**EXERCISE AIM:**
Carry none of the pictures over; write out the complete data exactly.
— Start INPUT —
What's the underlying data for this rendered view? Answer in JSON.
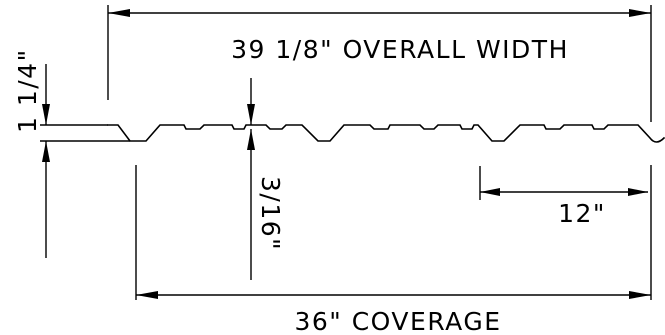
{
  "drawing": {
    "overall_width_label": "39 1/8\" OVERALL WIDTH",
    "coverage_label": "36\" COVERAGE",
    "rib_spacing_label": "12\"",
    "rib_depth_label": "3/16\"",
    "panel_height_label": "1 1/4\""
  },
  "colors": {
    "line": "#000000",
    "background": "#ffffff"
  }
}
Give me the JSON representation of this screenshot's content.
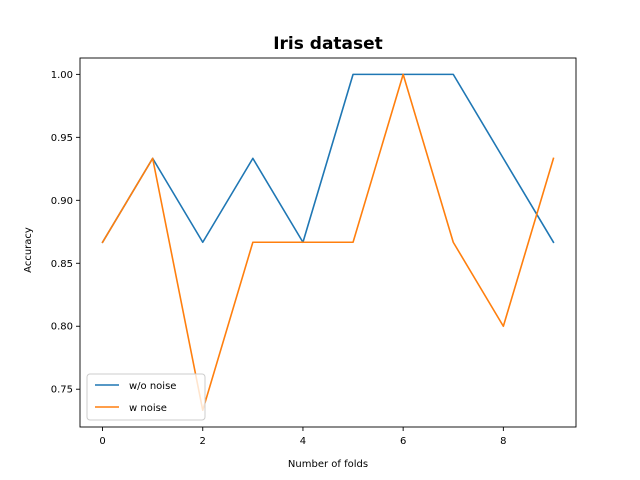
{
  "chart_data": {
    "type": "line",
    "title": "Iris dataset",
    "xlabel": "Number of folds",
    "ylabel": "Accuracy",
    "x": [
      0,
      1,
      2,
      3,
      4,
      5,
      6,
      7,
      8,
      9
    ],
    "xlim": [
      -0.45,
      9.45
    ],
    "ylim": [
      0.72,
      1.013
    ],
    "xticks": [
      0,
      2,
      4,
      6,
      8
    ],
    "yticks": [
      0.75,
      0.8,
      0.85,
      0.9,
      0.95,
      1.0
    ],
    "xtick_labels": [
      "0",
      "2",
      "4",
      "6",
      "8"
    ],
    "ytick_labels": [
      "0.75",
      "0.80",
      "0.85",
      "0.90",
      "0.95",
      "1.00"
    ],
    "grid": false,
    "legend_position": "lower-left",
    "series": [
      {
        "name": "w/o noise",
        "color": "#1f77b4",
        "values": [
          0.8667,
          0.9333,
          0.8667,
          0.9333,
          0.8667,
          1.0,
          1.0,
          1.0,
          0.9333,
          0.8667
        ]
      },
      {
        "name": "w noise",
        "color": "#ff7f0e",
        "values": [
          0.8667,
          0.9333,
          0.7333,
          0.8667,
          0.8667,
          0.8667,
          1.0,
          0.8667,
          0.8,
          0.9333
        ]
      }
    ]
  }
}
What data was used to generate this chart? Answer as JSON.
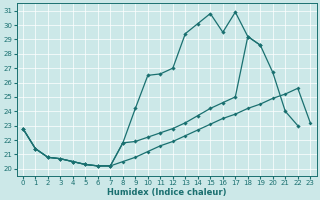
{
  "xlabel": "Humidex (Indice chaleur)",
  "bg_color": "#cce8e8",
  "line_color": "#1a7070",
  "xlim": [
    -0.5,
    23.5
  ],
  "ylim": [
    19.5,
    31.5
  ],
  "xticks": [
    0,
    1,
    2,
    3,
    4,
    5,
    6,
    7,
    8,
    9,
    10,
    11,
    12,
    13,
    14,
    15,
    16,
    17,
    18,
    19,
    20,
    21,
    22,
    23
  ],
  "yticks": [
    20,
    21,
    22,
    23,
    24,
    25,
    26,
    27,
    28,
    29,
    30,
    31
  ],
  "line1_y": [
    22.8,
    21.4,
    20.8,
    20.7,
    20.5,
    20.3,
    20.2,
    20.2,
    21.8,
    24.2,
    26.5,
    26.6,
    27.0,
    29.4,
    30.1,
    30.8,
    29.5,
    30.9,
    29.2,
    28.6,
    26.7,
    24.0,
    23.0,
    null
  ],
  "line2_y": [
    22.8,
    21.4,
    20.8,
    20.7,
    20.5,
    20.3,
    20.2,
    20.2,
    21.8,
    21.9,
    22.2,
    22.5,
    22.8,
    23.2,
    23.7,
    24.2,
    24.6,
    25.0,
    29.2,
    28.6,
    null,
    null,
    null,
    null
  ],
  "line3_y": [
    22.8,
    21.4,
    20.8,
    20.7,
    20.5,
    20.3,
    20.2,
    20.2,
    20.5,
    20.8,
    21.2,
    21.6,
    21.9,
    22.3,
    22.7,
    23.1,
    23.5,
    23.8,
    24.2,
    24.5,
    24.9,
    25.2,
    25.6,
    23.2
  ]
}
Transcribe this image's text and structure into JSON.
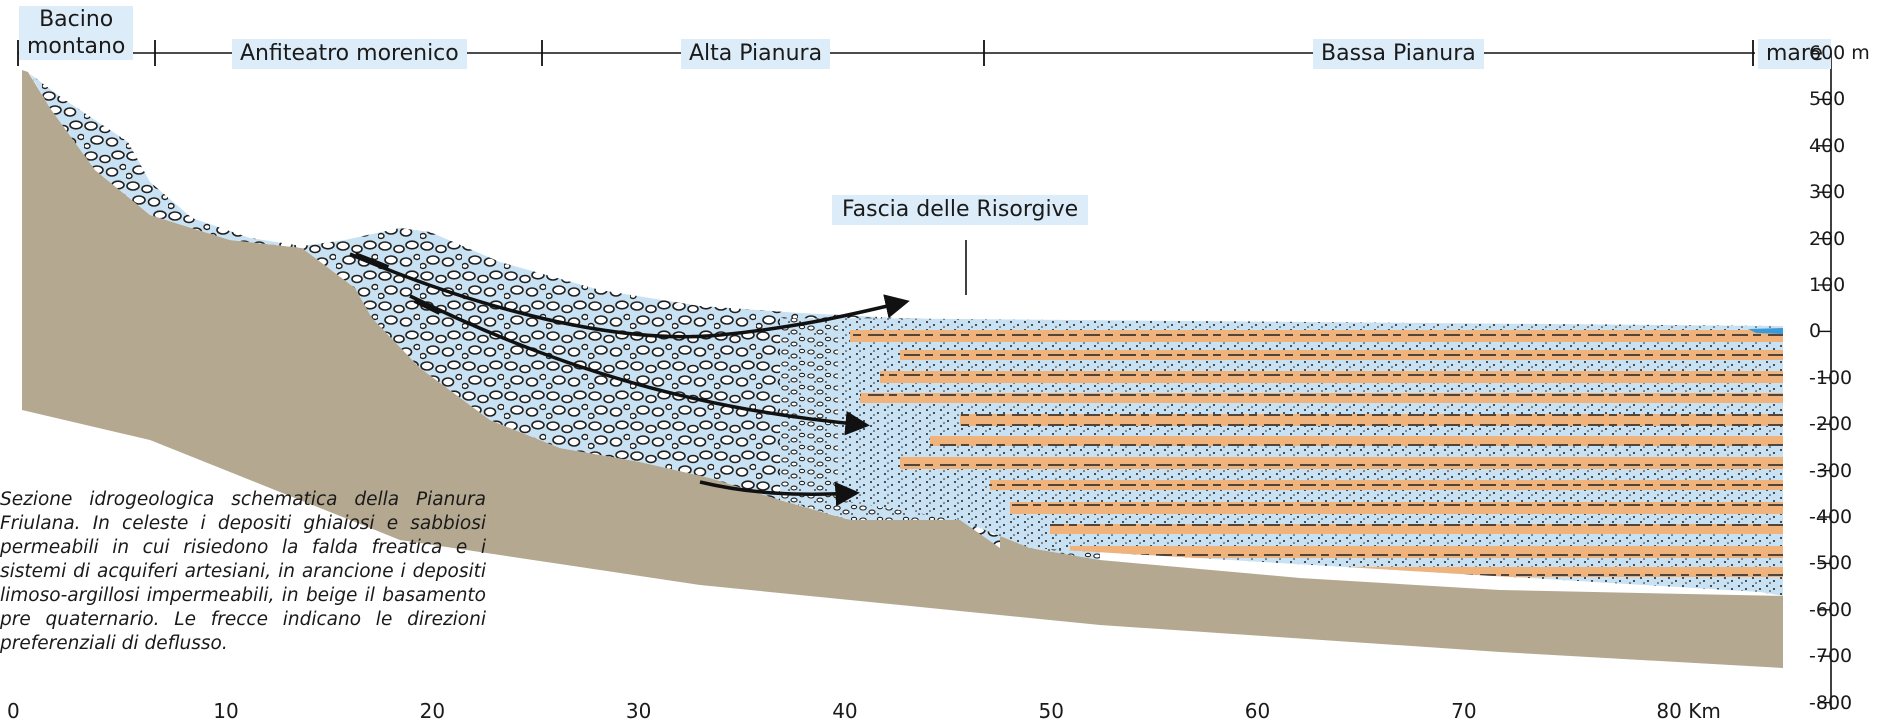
{
  "zones": {
    "bacino_line1": "Bacino",
    "bacino_line2": "montano",
    "anfiteatro": "Anfiteatro morenico",
    "alta": "Alta Pianura",
    "bassa": "Bassa Pianura",
    "mare": "mare"
  },
  "elevation_axis": {
    "ticks": [
      "600 m",
      "500",
      "400",
      "300",
      "200",
      "100",
      "0",
      "-100",
      "-200",
      "-300",
      "-400",
      "-500",
      "-600",
      "-700",
      "-800"
    ]
  },
  "distance_axis": {
    "ticks": [
      "0",
      "10",
      "20",
      "30",
      "40",
      "50",
      "60",
      "70",
      "80 Km"
    ]
  },
  "annotation": {
    "risorgive": "Fascia delle Risorgive"
  },
  "caption": "Sezione idrogeologica schematica della Pianura Friulana. In celeste i depositi ghiaiosi e sabbiosi permeabili in cui risiedono la falda freatica e i sistemi di acquiferi artesiani, in arancione i depositi limoso-argillosi impermeabili, in beige il basamento pre quaternario. Le frecce indicano le direzioni preferenziali di deflusso.",
  "colors": {
    "basement": "#b4a891",
    "permeable": "#c8e2f3",
    "impermeable": "#f0b37b",
    "sea": "#3a9ad9",
    "label_bg": "#dcecf8"
  }
}
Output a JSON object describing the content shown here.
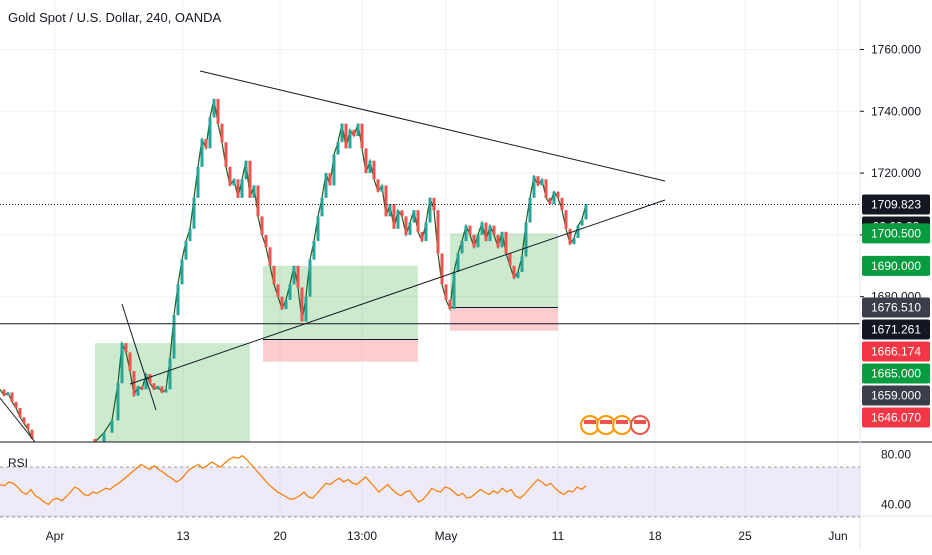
— End INPUT —
**RESPONSE TO THIS EXERCISE:**
What's the underlying data for this rendered view? Answer in JSON.
{
  "drawing": {
    "overall_width_label": "39 1/8\" OVERALL WIDTH",
    "coverage_label": "36\" COVERAGE",
    "rib_spacing_label": "12\"",
    "rib_depth_label": "3/16\"",
    "panel_height_label": "1 1/4\""
  },
  "colors": {
    "line": "#000000",
    "background": "#ffffff"
  }
}
Give me the JSON representation of this screenshot's content.
{
  "chart_data": {
    "type": "line",
    "title": "Iris dataset",
    "xlabel": "Number of folds",
    "ylabel": "Accuracy",
    "x": [
      0,
      1,
      2,
      3,
      4,
      5,
      6,
      7,
      8,
      9
    ],
    "xlim": [
      -0.45,
      9.45
    ],
    "ylim": [
      0.72,
      1.013
    ],
    "xticks": [
      0,
      2,
      4,
      6,
      8
    ],
    "yticks": [
      0.75,
      0.8,
      0.85,
      0.9,
      0.95,
      1.0
    ],
    "xtick_labels": [
      "0",
      "2",
      "4",
      "6",
      "8"
    ],
    "ytick_labels": [
      "0.75",
      "0.80",
      "0.85",
      "0.90",
      "0.95",
      "1.00"
    ],
    "grid": false,
    "legend_position": "lower-left",
    "series": [
      {
        "name": "w/o noise",
        "color": "#1f77b4",
        "values": [
          0.8667,
          0.9333,
          0.8667,
          0.9333,
          0.8667,
          1.0,
          1.0,
          1.0,
          0.9333,
          0.8667
        ]
      },
      {
        "name": "w noise",
        "color": "#ff7f0e",
        "values": [
          0.8667,
          0.9333,
          0.7333,
          0.8667,
          0.8667,
          0.8667,
          1.0,
          0.8667,
          0.8,
          0.9333
        ]
      }
    ]
  }
}
What data was used to generate this chart? Answer as JSON.
{
  "xlabel": "Humidex (Indice chaleur)",
  "bg_color": "#cce8e8",
  "line_color": "#1a7070",
  "xlim": [
    -0.5,
    23.5
  ],
  "ylim": [
    19.5,
    31.5
  ],
  "xticks": [
    0,
    1,
    2,
    3,
    4,
    5,
    6,
    7,
    8,
    9,
    10,
    11,
    12,
    13,
    14,
    15,
    16,
    17,
    18,
    19,
    20,
    21,
    22,
    23
  ],
  "yticks": [
    20,
    21,
    22,
    23,
    24,
    25,
    26,
    27,
    28,
    29,
    30,
    31
  ],
  "line1_y": [
    22.8,
    21.4,
    20.8,
    20.7,
    20.5,
    20.3,
    20.2,
    20.2,
    21.8,
    24.2,
    26.5,
    26.6,
    27.0,
    29.4,
    30.1,
    30.8,
    29.5,
    30.9,
    29.2,
    28.6,
    26.7,
    24.0,
    23.0,
    null
  ],
  "line2_y": [
    22.8,
    21.4,
    20.8,
    20.7,
    20.5,
    20.3,
    20.2,
    20.2,
    21.8,
    21.9,
    22.2,
    22.5,
    22.8,
    23.2,
    23.7,
    24.2,
    24.6,
    25.0,
    29.2,
    28.6,
    null,
    null,
    null,
    null
  ],
  "line3_y": [
    22.8,
    21.4,
    20.8,
    20.7,
    20.5,
    20.3,
    20.2,
    20.2,
    20.5,
    20.8,
    21.2,
    21.6,
    21.9,
    22.3,
    22.7,
    23.1,
    23.5,
    23.8,
    24.2,
    24.5,
    24.9,
    25.2,
    25.6,
    23.2
  ]
}
Transcribe this image's text and structure into JSON.
{
  "zones": {
    "bacino_line1": "Bacino",
    "bacino_line2": "montano",
    "anfiteatro": "Anfiteatro morenico",
    "alta": "Alta Pianura",
    "bassa": "Bassa Pianura",
    "mare": "mare"
  },
  "elevation_axis": {
    "ticks": [
      "600 m",
      "500",
      "400",
      "300",
      "200",
      "100",
      "0",
      "-100",
      "-200",
      "-300",
      "-400",
      "-500",
      "-600",
      "-700",
      "-800"
    ]
  },
  "distance_axis": {
    "ticks": [
      "0",
      "10",
      "20",
      "30",
      "40",
      "50",
      "60",
      "70",
      "80 Km"
    ]
  },
  "annotation": {
    "risorgive": "Fascia delle Risorgive"
  },
  "caption": "Sezione idrogeologica schematica della Pianura Friulana. In celeste i depositi ghiaiosi e sabbiosi permeabili in cui risiedono la falda freatica e i sistemi di acquiferi artesiani, in arancione i depositi limoso-argillosi impermeabili, in beige il basamento pre quaternario. Le frecce indicano le direzioni preferenziali di deflusso.",
  "colors": {
    "basement": "#b4a891",
    "permeable": "#c8e2f3",
    "impermeable": "#f0b37b",
    "sea": "#3a9ad9",
    "label_bg": "#dcecf8"
  }
}
Output a JSON object describing the content shown here.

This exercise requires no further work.